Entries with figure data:
────────

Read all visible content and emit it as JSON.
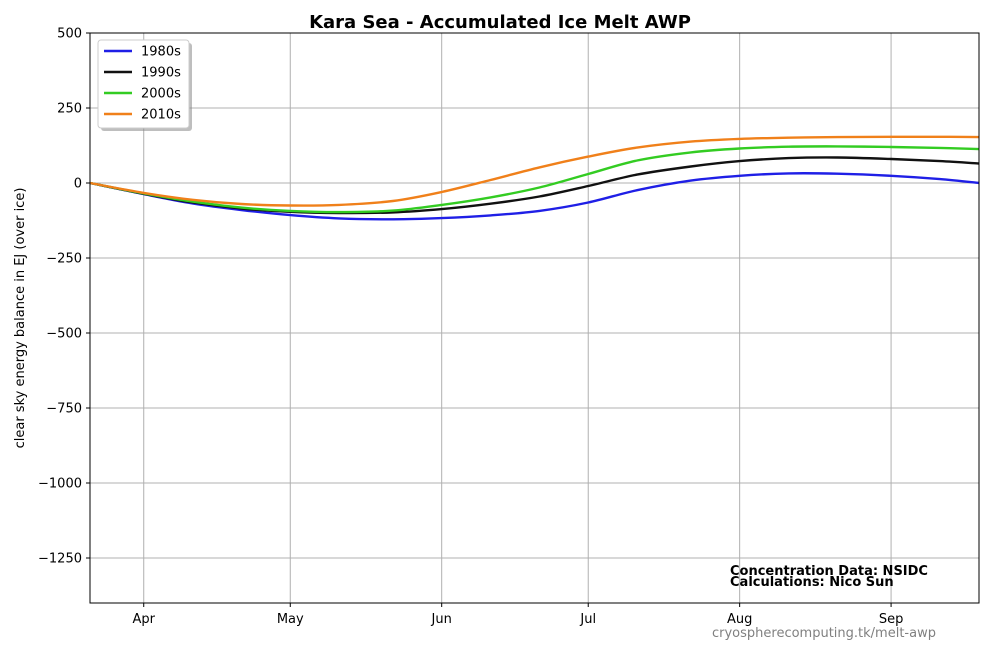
{
  "chart_data": {
    "type": "line",
    "title": "Kara Sea - Accumulated Ice Melt AWP",
    "ylabel": "clear sky energy balance in  EJ (over ice)",
    "xlabel": "",
    "x_unit": "day of year",
    "xlim": [
      80,
      262
    ],
    "ylim": [
      -1400,
      500
    ],
    "x_ticks": [
      {
        "label": "Apr",
        "day": 91
      },
      {
        "label": "May",
        "day": 121
      },
      {
        "label": "Jun",
        "day": 152
      },
      {
        "label": "Jul",
        "day": 182
      },
      {
        "label": "Aug",
        "day": 213
      },
      {
        "label": "Sep",
        "day": 244
      }
    ],
    "y_ticks": [
      500,
      250,
      0,
      -250,
      -500,
      -750,
      -1000,
      -1250
    ],
    "y_tick_labels": [
      "500",
      "250",
      "0",
      "−250",
      "−500",
      "−750",
      "−1000",
      "−1250"
    ],
    "grid": true,
    "legend_position": "top-left",
    "series": [
      {
        "name": "1980s",
        "color": "#1f1fe6",
        "x": [
          80,
          91,
          101,
          111,
          121,
          131,
          142,
          152,
          162,
          172,
          182,
          192,
          203,
          213,
          223,
          233,
          244,
          254,
          262
        ],
        "y": [
          0,
          -37,
          -68,
          -90,
          -107,
          -118,
          -121,
          -117,
          -108,
          -93,
          -65,
          -24,
          8,
          24,
          32,
          31,
          24,
          13,
          0
        ]
      },
      {
        "name": "1990s",
        "color": "#111111",
        "x": [
          80,
          91,
          101,
          111,
          121,
          131,
          142,
          152,
          162,
          172,
          182,
          192,
          203,
          213,
          223,
          233,
          244,
          254,
          262
        ],
        "y": [
          0,
          -36,
          -65,
          -85,
          -96,
          -100,
          -98,
          -87,
          -69,
          -45,
          -10,
          28,
          55,
          73,
          83,
          85,
          80,
          73,
          65
        ]
      },
      {
        "name": "2000s",
        "color": "#33cc22",
        "x": [
          80,
          91,
          101,
          111,
          121,
          131,
          142,
          152,
          162,
          172,
          182,
          192,
          203,
          213,
          223,
          233,
          244,
          254,
          262
        ],
        "y": [
          0,
          -35,
          -62,
          -82,
          -93,
          -97,
          -92,
          -73,
          -48,
          -15,
          30,
          75,
          102,
          115,
          121,
          122,
          120,
          117,
          113
        ]
      },
      {
        "name": "2010s",
        "color": "#f0801a",
        "x": [
          80,
          91,
          101,
          111,
          121,
          131,
          142,
          152,
          162,
          172,
          182,
          192,
          203,
          213,
          223,
          233,
          244,
          254,
          262
        ],
        "y": [
          0,
          -33,
          -56,
          -70,
          -75,
          -73,
          -60,
          -30,
          10,
          52,
          88,
          118,
          138,
          147,
          151,
          153,
          154,
          154,
          153
        ]
      }
    ],
    "annotations": [
      "Concentration Data: NSIDC",
      "Calculations: Nico Sun"
    ]
  },
  "source_url": "cryospherecomputing.tk/melt-awp"
}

────────

Task description
Repeat the records above verbatim, with no pictures in the result.

Reply to the task
Read all visible content and emit it as JSON.
{
  "chart_data": {
    "type": "line",
    "title": "Kara Sea - Accumulated Ice Melt AWP",
    "ylabel": "clear sky energy balance in  EJ (over ice)",
    "xlabel": "",
    "x_unit": "day of year",
    "xlim": [
      80,
      262
    ],
    "ylim": [
      -1400,
      500
    ],
    "x_ticks": [
      {
        "label": "Apr",
        "day": 91
      },
      {
        "label": "May",
        "day": 121
      },
      {
        "label": "Jun",
        "day": 152
      },
      {
        "label": "Jul",
        "day": 182
      },
      {
        "label": "Aug",
        "day": 213
      },
      {
        "label": "Sep",
        "day": 244
      }
    ],
    "y_ticks": [
      500,
      250,
      0,
      -250,
      -500,
      -750,
      -1000,
      -1250
    ],
    "y_tick_labels": [
      "500",
      "250",
      "0",
      "−250",
      "−500",
      "−750",
      "−1000",
      "−1250"
    ],
    "grid": true,
    "legend_position": "top-left",
    "series": [
      {
        "name": "1980s",
        "color": "#1f1fe6",
        "x": [
          80,
          91,
          101,
          111,
          121,
          131,
          142,
          152,
          162,
          172,
          182,
          192,
          203,
          213,
          223,
          233,
          244,
          254,
          262
        ],
        "y": [
          0,
          -37,
          -68,
          -90,
          -107,
          -118,
          -121,
          -117,
          -108,
          -93,
          -65,
          -24,
          8,
          24,
          32,
          31,
          24,
          13,
          0
        ]
      },
      {
        "name": "1990s",
        "color": "#111111",
        "x": [
          80,
          91,
          101,
          111,
          121,
          131,
          142,
          152,
          162,
          172,
          182,
          192,
          203,
          213,
          223,
          233,
          244,
          254,
          262
        ],
        "y": [
          0,
          -36,
          -65,
          -85,
          -96,
          -100,
          -98,
          -87,
          -69,
          -45,
          -10,
          28,
          55,
          73,
          83,
          85,
          80,
          73,
          65
        ]
      },
      {
        "name": "2000s",
        "color": "#33cc22",
        "x": [
          80,
          91,
          101,
          111,
          121,
          131,
          142,
          152,
          162,
          172,
          182,
          192,
          203,
          213,
          223,
          233,
          244,
          254,
          262
        ],
        "y": [
          0,
          -35,
          -62,
          -82,
          -93,
          -97,
          -92,
          -73,
          -48,
          -15,
          30,
          75,
          102,
          115,
          121,
          122,
          120,
          117,
          113
        ]
      },
      {
        "name": "2010s",
        "color": "#f0801a",
        "x": [
          80,
          91,
          101,
          111,
          121,
          131,
          142,
          152,
          162,
          172,
          182,
          192,
          203,
          213,
          223,
          233,
          244,
          254,
          262
        ],
        "y": [
          0,
          -33,
          -56,
          -70,
          -75,
          -73,
          -60,
          -30,
          10,
          52,
          88,
          118,
          138,
          147,
          151,
          153,
          154,
          154,
          153
        ]
      }
    ],
    "annotations": [
      "Concentration Data: NSIDC",
      "Calculations: Nico Sun"
    ]
  },
  "source_url": "cryospherecomputing.tk/melt-awp"
}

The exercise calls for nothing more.